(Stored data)
_ _ _

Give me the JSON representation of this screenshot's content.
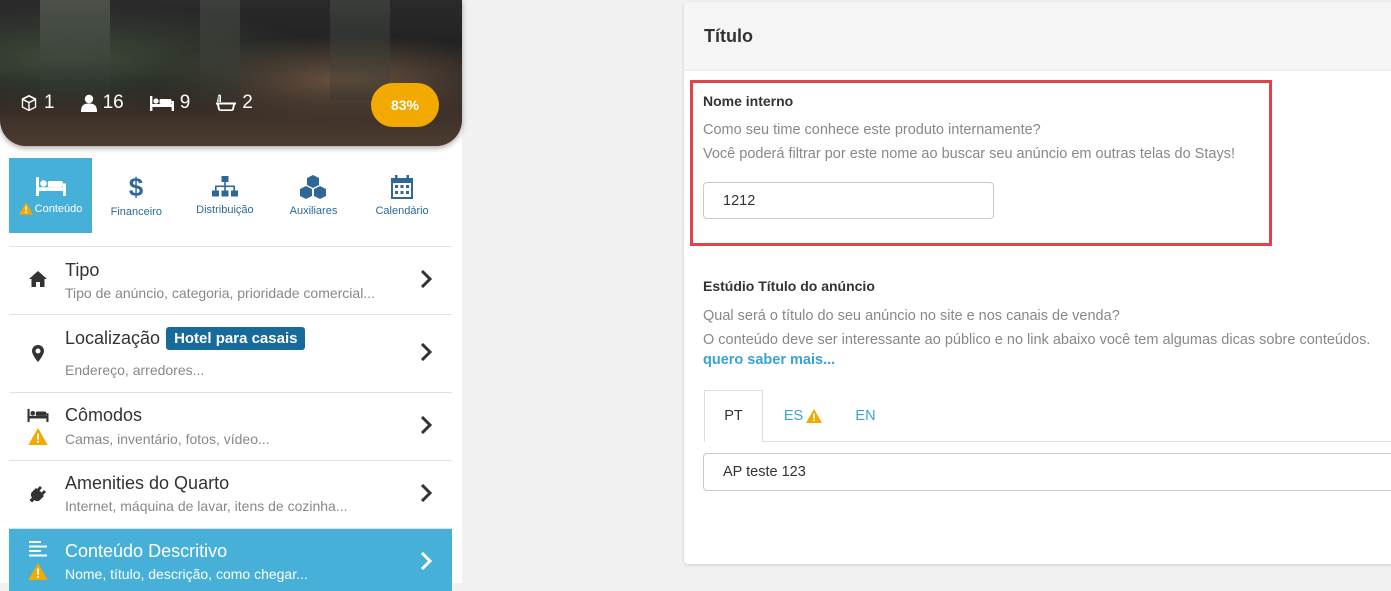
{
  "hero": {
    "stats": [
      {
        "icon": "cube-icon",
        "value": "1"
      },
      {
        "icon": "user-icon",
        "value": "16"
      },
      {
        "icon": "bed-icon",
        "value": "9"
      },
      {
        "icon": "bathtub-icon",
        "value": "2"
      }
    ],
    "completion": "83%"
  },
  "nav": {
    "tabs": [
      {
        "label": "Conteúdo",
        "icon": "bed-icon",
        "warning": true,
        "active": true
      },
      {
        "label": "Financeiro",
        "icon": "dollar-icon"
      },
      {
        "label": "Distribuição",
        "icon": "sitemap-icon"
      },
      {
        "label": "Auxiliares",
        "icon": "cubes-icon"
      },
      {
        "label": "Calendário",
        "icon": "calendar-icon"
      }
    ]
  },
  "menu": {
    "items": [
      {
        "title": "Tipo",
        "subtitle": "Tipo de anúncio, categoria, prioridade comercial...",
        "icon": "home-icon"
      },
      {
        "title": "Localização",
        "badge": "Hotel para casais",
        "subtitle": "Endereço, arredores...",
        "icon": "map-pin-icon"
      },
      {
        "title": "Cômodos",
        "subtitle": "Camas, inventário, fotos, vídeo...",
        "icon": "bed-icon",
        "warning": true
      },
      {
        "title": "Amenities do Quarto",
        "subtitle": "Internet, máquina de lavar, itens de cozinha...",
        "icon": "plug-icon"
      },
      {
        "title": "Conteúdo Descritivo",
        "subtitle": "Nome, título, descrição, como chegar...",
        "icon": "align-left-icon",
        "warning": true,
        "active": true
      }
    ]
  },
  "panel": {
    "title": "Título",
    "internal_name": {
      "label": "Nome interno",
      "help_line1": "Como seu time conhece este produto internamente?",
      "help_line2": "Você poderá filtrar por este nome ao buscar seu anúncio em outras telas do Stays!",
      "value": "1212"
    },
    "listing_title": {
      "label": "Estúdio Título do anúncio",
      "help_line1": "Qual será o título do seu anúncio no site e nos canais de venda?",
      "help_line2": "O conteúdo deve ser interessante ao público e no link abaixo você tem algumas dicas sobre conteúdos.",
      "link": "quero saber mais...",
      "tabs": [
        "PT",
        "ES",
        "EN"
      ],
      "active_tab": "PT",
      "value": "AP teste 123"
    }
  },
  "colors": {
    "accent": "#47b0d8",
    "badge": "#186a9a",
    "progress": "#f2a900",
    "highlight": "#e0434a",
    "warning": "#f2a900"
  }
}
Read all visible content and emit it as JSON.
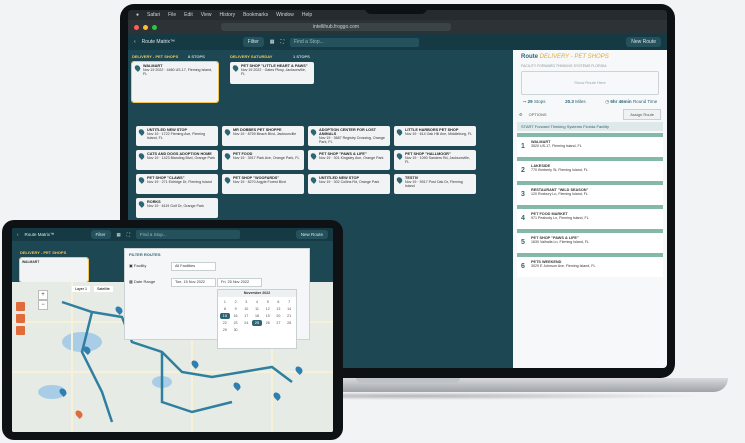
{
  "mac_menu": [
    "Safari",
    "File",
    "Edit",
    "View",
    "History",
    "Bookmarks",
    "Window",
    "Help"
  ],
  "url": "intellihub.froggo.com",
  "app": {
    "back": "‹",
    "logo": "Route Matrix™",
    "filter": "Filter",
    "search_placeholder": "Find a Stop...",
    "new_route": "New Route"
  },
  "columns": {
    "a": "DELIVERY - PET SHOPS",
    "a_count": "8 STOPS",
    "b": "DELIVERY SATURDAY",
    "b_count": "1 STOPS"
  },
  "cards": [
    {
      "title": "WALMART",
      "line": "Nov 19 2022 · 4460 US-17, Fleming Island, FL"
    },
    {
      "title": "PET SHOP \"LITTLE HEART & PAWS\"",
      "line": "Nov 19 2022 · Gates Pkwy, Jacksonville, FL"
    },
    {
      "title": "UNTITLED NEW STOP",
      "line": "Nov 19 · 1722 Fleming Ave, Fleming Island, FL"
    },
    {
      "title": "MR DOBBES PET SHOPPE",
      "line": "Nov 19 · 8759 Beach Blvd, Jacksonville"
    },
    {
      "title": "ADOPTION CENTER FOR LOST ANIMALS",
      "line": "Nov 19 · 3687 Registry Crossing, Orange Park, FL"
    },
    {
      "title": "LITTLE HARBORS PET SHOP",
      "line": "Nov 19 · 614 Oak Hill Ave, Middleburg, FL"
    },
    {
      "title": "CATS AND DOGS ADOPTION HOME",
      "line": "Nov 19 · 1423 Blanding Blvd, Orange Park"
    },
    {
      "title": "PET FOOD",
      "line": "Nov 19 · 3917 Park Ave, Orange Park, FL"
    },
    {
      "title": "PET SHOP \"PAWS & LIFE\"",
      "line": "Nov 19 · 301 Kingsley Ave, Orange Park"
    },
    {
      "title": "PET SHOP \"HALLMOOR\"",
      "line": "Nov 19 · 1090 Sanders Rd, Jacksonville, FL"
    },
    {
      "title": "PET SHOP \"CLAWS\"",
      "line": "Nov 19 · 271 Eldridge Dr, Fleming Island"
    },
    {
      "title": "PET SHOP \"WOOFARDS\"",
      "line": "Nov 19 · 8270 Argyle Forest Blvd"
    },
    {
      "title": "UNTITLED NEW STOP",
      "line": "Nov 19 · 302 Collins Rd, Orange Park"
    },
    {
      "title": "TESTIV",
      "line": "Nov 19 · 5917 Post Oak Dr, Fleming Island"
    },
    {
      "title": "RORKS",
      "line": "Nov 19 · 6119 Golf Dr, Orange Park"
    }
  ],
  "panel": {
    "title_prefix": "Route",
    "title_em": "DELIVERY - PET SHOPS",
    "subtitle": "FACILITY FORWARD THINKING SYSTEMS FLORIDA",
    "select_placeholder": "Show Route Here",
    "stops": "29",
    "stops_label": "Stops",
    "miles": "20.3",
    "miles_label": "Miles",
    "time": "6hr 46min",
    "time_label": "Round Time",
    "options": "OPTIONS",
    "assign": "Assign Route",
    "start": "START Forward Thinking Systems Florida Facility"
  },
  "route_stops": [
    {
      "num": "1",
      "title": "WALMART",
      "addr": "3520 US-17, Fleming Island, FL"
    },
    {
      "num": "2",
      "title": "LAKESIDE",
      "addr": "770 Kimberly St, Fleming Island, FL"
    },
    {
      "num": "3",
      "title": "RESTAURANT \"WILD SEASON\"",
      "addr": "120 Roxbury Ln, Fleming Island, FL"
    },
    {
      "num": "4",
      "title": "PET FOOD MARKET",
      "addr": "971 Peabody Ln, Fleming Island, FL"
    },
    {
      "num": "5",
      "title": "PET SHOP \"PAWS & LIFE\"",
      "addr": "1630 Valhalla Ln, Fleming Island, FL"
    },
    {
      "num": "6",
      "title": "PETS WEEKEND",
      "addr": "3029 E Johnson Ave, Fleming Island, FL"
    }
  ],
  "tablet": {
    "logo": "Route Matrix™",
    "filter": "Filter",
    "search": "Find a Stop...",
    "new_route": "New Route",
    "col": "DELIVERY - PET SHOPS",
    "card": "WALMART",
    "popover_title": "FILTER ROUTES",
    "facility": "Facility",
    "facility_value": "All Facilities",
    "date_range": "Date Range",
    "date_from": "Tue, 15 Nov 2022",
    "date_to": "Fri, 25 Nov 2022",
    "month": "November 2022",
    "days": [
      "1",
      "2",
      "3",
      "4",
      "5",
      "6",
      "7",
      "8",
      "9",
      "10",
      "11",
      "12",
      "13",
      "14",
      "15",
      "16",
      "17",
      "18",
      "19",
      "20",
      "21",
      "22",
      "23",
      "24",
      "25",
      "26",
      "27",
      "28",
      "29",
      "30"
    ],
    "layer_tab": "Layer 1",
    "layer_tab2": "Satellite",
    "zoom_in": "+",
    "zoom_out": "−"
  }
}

_ _ _

__What to produce__
Using the records above, retype everything exactly except the pictures.

__Response to this exercise__
Give me the JSON representation of this screenshot's content.
{
  "hero": {
    "stats": [
      {
        "icon": "cube-icon",
        "value": "1"
      },
      {
        "icon": "user-icon",
        "value": "16"
      },
      {
        "icon": "bed-icon",
        "value": "9"
      },
      {
        "icon": "bathtub-icon",
        "value": "2"
      }
    ],
    "completion": "83%"
  },
  "nav": {
    "tabs": [
      {
        "label": "Conteúdo",
        "icon": "bed-icon",
        "warning": true,
        "active": true
      },
      {
        "label": "Financeiro",
        "icon": "dollar-icon"
      },
      {
        "label": "Distribuição",
        "icon": "sitemap-icon"
      },
      {
        "label": "Auxiliares",
        "icon": "cubes-icon"
      },
      {
        "label": "Calendário",
        "icon": "calendar-icon"
      }
    ]
  },
  "menu": {
    "items": [
      {
        "title": "Tipo",
        "subtitle": "Tipo de anúncio, categoria, prioridade comercial...",
        "icon": "home-icon"
      },
      {
        "title": "Localização",
        "badge": "Hotel para casais",
        "subtitle": "Endereço, arredores...",
        "icon": "map-pin-icon"
      },
      {
        "title": "Cômodos",
        "subtitle": "Camas, inventário, fotos, vídeo...",
        "icon": "bed-icon",
        "warning": true
      },
      {
        "title": "Amenities do Quarto",
        "subtitle": "Internet, máquina de lavar, itens de cozinha...",
        "icon": "plug-icon"
      },
      {
        "title": "Conteúdo Descritivo",
        "subtitle": "Nome, título, descrição, como chegar...",
        "icon": "align-left-icon",
        "warning": true,
        "active": true
      }
    ]
  },
  "panel": {
    "title": "Título",
    "internal_name": {
      "label": "Nome interno",
      "help_line1": "Como seu time conhece este produto internamente?",
      "help_line2": "Você poderá filtrar por este nome ao buscar seu anúncio em outras telas do Stays!",
      "value": "1212"
    },
    "listing_title": {
      "label": "Estúdio Título do anúncio",
      "help_line1": "Qual será o título do seu anúncio no site e nos canais de venda?",
      "help_line2": "O conteúdo deve ser interessante ao público e no link abaixo você tem algumas dicas sobre conteúdos.",
      "link": "quero saber mais...",
      "tabs": [
        "PT",
        "ES",
        "EN"
      ],
      "active_tab": "PT",
      "value": "AP teste 123"
    }
  },
  "colors": {
    "accent": "#47b0d8",
    "badge": "#186a9a",
    "progress": "#f2a900",
    "highlight": "#e0434a",
    "warning": "#f2a900"
  }
}
Read all visible content and emit it as JSON.
{
  "mac_menu": [
    "Safari",
    "File",
    "Edit",
    "View",
    "History",
    "Bookmarks",
    "Window",
    "Help"
  ],
  "url": "intellihub.froggo.com",
  "app": {
    "back": "‹",
    "logo": "Route Matrix™",
    "filter": "Filter",
    "search_placeholder": "Find a Stop...",
    "new_route": "New Route"
  },
  "columns": {
    "a": "DELIVERY - PET SHOPS",
    "a_count": "8 STOPS",
    "b": "DELIVERY SATURDAY",
    "b_count": "1 STOPS"
  },
  "cards": [
    {
      "title": "WALMART",
      "line": "Nov 19 2022 · 4460 US-17, Fleming Island, FL"
    },
    {
      "title": "PET SHOP \"LITTLE HEART & PAWS\"",
      "line": "Nov 19 2022 · Gates Pkwy, Jacksonville, FL"
    },
    {
      "title": "UNTITLED NEW STOP",
      "line": "Nov 19 · 1722 Fleming Ave, Fleming Island, FL"
    },
    {
      "title": "MR DOBBES PET SHOPPE",
      "line": "Nov 19 · 8759 Beach Blvd, Jacksonville"
    },
    {
      "title": "ADOPTION CENTER FOR LOST ANIMALS",
      "line": "Nov 19 · 3687 Registry Crossing, Orange Park, FL"
    },
    {
      "title": "LITTLE HARBORS PET SHOP",
      "line": "Nov 19 · 614 Oak Hill Ave, Middleburg, FL"
    },
    {
      "title": "CATS AND DOGS ADOPTION HOME",
      "line": "Nov 19 · 1423 Blanding Blvd, Orange Park"
    },
    {
      "title": "PET FOOD",
      "line": "Nov 19 · 3917 Park Ave, Orange Park, FL"
    },
    {
      "title": "PET SHOP \"PAWS & LIFE\"",
      "line": "Nov 19 · 301 Kingsley Ave, Orange Park"
    },
    {
      "title": "PET SHOP \"HALLMOOR\"",
      "line": "Nov 19 · 1090 Sanders Rd, Jacksonville, FL"
    },
    {
      "title": "PET SHOP \"CLAWS\"",
      "line": "Nov 19 · 271 Eldridge Dr, Fleming Island"
    },
    {
      "title": "PET SHOP \"WOOFARDS\"",
      "line": "Nov 19 · 8270 Argyle Forest Blvd"
    },
    {
      "title": "UNTITLED NEW STOP",
      "line": "Nov 19 · 302 Collins Rd, Orange Park"
    },
    {
      "title": "TESTIV",
      "line": "Nov 19 · 5917 Post Oak Dr, Fleming Island"
    },
    {
      "title": "RORKS",
      "line": "Nov 19 · 6119 Golf Dr, Orange Park"
    }
  ],
  "panel": {
    "title_prefix": "Route",
    "title_em": "DELIVERY - PET SHOPS",
    "subtitle": "FACILITY FORWARD THINKING SYSTEMS FLORIDA",
    "select_placeholder": "Show Route Here",
    "stops": "29",
    "stops_label": "Stops",
    "miles": "20.3",
    "miles_label": "Miles",
    "time": "6hr 46min",
    "time_label": "Round Time",
    "options": "OPTIONS",
    "assign": "Assign Route",
    "start": "START Forward Thinking Systems Florida Facility"
  },
  "route_stops": [
    {
      "num": "1",
      "title": "WALMART",
      "addr": "3520 US-17, Fleming Island, FL"
    },
    {
      "num": "2",
      "title": "LAKESIDE",
      "addr": "770 Kimberly St, Fleming Island, FL"
    },
    {
      "num": "3",
      "title": "RESTAURANT \"WILD SEASON\"",
      "addr": "120 Roxbury Ln, Fleming Island, FL"
    },
    {
      "num": "4",
      "title": "PET FOOD MARKET",
      "addr": "971 Peabody Ln, Fleming Island, FL"
    },
    {
      "num": "5",
      "title": "PET SHOP \"PAWS & LIFE\"",
      "addr": "1630 Valhalla Ln, Fleming Island, FL"
    },
    {
      "num": "6",
      "title": "PETS WEEKEND",
      "addr": "3029 E Johnson Ave, Fleming Island, FL"
    }
  ],
  "tablet": {
    "logo": "Route Matrix™",
    "filter": "Filter",
    "search": "Find a Stop...",
    "new_route": "New Route",
    "col": "DELIVERY - PET SHOPS",
    "card": "WALMART",
    "popover_title": "FILTER ROUTES",
    "facility": "Facility",
    "facility_value": "All Facilities",
    "date_range": "Date Range",
    "date_from": "Tue, 15 Nov 2022",
    "date_to": "Fri, 25 Nov 2022",
    "month": "November 2022",
    "days": [
      "1",
      "2",
      "3",
      "4",
      "5",
      "6",
      "7",
      "8",
      "9",
      "10",
      "11",
      "12",
      "13",
      "14",
      "15",
      "16",
      "17",
      "18",
      "19",
      "20",
      "21",
      "22",
      "23",
      "24",
      "25",
      "26",
      "27",
      "28",
      "29",
      "30"
    ],
    "layer_tab": "Layer 1",
    "layer_tab2": "Satellite",
    "zoom_in": "+",
    "zoom_out": "−"
  }
}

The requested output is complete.